◆ PASSAGE SHOWN:

------------------------------------------------------------

Join Cloud Failover Appliance to Active Directory

  1. Set up DNS so the domain controller can be found with DNS.

    1. Go to SettingsNetworkingDNS.

    2. In the DNS servers boxes, put in the IP address of the domain controller.

    For now, this should be the only DNS server.

  2. Synchronize the clock.

    If there is more that 5 minutes difference in the time between the CFA and the domain controller, they might not be able to negotiate a secure communication, and domain joining will fail.

    1. Go to SettingsBasicDate/Time.

    2. Enter the IP of the Domain Controller.

    3. Click Query Server.

    You might have to refresh the page and log back into the CFA Management Console if this changed the clock by much.

  3. Join the domain.

    1. Go to SettingsNetworkingActive Directory.

    2. In the Search For box, enter the name or IP address of the domain controller, and click Find.

      After a few seconds, domain information should populate with some data about the domain.

    3. Click Join.

------------------------------------------------------------

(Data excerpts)
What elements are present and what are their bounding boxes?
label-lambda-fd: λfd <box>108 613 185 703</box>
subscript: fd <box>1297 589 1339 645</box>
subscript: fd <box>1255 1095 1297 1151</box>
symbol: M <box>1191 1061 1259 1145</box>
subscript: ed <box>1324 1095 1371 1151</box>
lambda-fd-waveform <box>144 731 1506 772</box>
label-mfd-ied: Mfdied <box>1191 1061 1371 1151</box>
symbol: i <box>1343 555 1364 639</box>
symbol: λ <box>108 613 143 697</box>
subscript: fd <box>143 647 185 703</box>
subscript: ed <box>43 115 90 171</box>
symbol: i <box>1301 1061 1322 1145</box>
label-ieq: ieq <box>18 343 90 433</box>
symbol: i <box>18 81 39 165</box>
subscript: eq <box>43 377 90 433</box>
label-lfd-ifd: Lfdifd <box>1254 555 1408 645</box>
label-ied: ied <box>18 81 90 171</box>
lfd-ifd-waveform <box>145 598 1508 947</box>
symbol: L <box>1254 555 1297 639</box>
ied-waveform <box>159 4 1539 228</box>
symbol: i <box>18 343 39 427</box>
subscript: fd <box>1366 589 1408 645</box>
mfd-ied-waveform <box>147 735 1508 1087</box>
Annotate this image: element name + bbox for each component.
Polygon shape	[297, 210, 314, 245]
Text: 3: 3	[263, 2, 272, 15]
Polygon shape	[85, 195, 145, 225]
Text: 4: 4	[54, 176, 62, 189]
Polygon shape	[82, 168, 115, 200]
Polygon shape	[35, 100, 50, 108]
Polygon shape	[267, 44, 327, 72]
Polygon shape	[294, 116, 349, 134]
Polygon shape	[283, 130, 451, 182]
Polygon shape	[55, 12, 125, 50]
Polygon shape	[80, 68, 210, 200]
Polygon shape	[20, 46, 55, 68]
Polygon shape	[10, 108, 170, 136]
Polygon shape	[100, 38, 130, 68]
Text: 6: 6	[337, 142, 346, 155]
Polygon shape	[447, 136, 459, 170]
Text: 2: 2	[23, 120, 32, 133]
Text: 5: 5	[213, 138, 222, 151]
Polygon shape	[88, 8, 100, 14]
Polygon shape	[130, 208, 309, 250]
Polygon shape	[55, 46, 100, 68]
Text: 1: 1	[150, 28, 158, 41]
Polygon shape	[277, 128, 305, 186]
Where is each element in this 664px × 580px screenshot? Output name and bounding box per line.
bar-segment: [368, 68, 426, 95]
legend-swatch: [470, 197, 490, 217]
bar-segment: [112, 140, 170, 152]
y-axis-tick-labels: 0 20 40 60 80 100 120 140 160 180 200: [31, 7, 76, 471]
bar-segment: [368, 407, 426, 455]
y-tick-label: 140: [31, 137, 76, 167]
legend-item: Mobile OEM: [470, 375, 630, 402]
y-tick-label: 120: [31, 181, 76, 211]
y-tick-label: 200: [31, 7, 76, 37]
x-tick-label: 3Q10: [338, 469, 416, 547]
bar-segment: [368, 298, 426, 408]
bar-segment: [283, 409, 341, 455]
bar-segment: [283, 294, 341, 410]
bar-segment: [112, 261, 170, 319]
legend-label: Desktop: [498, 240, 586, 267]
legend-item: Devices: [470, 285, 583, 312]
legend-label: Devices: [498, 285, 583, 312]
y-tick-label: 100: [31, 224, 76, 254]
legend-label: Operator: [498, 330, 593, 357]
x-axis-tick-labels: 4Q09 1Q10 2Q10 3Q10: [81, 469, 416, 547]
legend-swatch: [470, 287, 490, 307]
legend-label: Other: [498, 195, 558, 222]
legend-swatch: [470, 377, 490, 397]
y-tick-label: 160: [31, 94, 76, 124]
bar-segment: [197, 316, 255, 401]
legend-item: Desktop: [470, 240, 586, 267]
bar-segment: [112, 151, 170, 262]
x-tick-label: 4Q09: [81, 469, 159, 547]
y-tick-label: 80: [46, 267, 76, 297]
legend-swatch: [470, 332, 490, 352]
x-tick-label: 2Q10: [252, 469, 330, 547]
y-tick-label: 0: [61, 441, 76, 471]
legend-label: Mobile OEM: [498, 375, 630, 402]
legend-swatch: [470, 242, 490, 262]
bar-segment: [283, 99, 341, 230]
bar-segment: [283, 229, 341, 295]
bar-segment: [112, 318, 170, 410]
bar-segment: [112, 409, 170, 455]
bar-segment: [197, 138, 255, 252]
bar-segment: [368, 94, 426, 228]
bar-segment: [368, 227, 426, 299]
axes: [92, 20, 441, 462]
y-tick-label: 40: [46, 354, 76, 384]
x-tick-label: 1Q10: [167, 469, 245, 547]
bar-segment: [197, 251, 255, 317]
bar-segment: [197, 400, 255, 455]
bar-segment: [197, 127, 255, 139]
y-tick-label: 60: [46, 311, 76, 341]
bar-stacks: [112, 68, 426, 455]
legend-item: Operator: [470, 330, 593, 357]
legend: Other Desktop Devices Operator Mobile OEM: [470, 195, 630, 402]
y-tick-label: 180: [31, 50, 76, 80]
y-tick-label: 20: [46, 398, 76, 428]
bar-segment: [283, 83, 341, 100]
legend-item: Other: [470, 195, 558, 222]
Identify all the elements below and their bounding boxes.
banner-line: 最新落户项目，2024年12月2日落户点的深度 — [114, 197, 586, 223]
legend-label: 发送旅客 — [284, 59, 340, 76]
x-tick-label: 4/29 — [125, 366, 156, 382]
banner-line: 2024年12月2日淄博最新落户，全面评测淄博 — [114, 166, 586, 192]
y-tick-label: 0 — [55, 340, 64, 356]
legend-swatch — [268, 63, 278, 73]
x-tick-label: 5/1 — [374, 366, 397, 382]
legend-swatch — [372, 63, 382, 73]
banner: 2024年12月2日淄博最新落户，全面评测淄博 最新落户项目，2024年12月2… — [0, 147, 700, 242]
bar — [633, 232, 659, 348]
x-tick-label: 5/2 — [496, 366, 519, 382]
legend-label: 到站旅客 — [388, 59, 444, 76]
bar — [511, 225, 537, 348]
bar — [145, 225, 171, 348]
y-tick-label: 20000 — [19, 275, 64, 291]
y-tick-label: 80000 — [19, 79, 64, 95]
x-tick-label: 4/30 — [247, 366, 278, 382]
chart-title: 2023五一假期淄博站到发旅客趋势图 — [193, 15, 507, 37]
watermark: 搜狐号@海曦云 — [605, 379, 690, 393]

------------------------------------------------------------

◆ TASKS AND EXERCISES:
[A] Reproduce the Active Directory guide word for word from "1. Set up DNS" to "only DNS server.".
[B] In the Active Directory guide, what goes in the Search For box?
[C] Carry on the Active Directory guide from the point where it stops.

◆ TASK RESPONSES:
[A]
1. Set up DNS so the domain controller can be found with DNS.

    1. Go to SettingsNetworkingDNS.

    2. In the DNS servers boxes, put in the IP address of the domain controller.

    For now, this should be the only DNS server.

[B] The name or IP address of the domain controller.

[C]
    4. Enter the username (without domain, so not like domain@user, domain\user, or domain/user, but just user), and password for an account on the domain with enough rights to create a machine account, and create an SPN on that account.

      We recommend using a domain administrator account because an account delegated just for creating machine accounts might not be able to create the SPN.

      The dialog should now have the search box and find button greyed out, and should say on the status line Status: Successfully joined to an Active Directory Domain.

The CFA will make a machine account for itself in the domain, and forget the username and password that was used to create that account.

Everything the CFA does with Active Directory from now on will be done with the machine account credentials.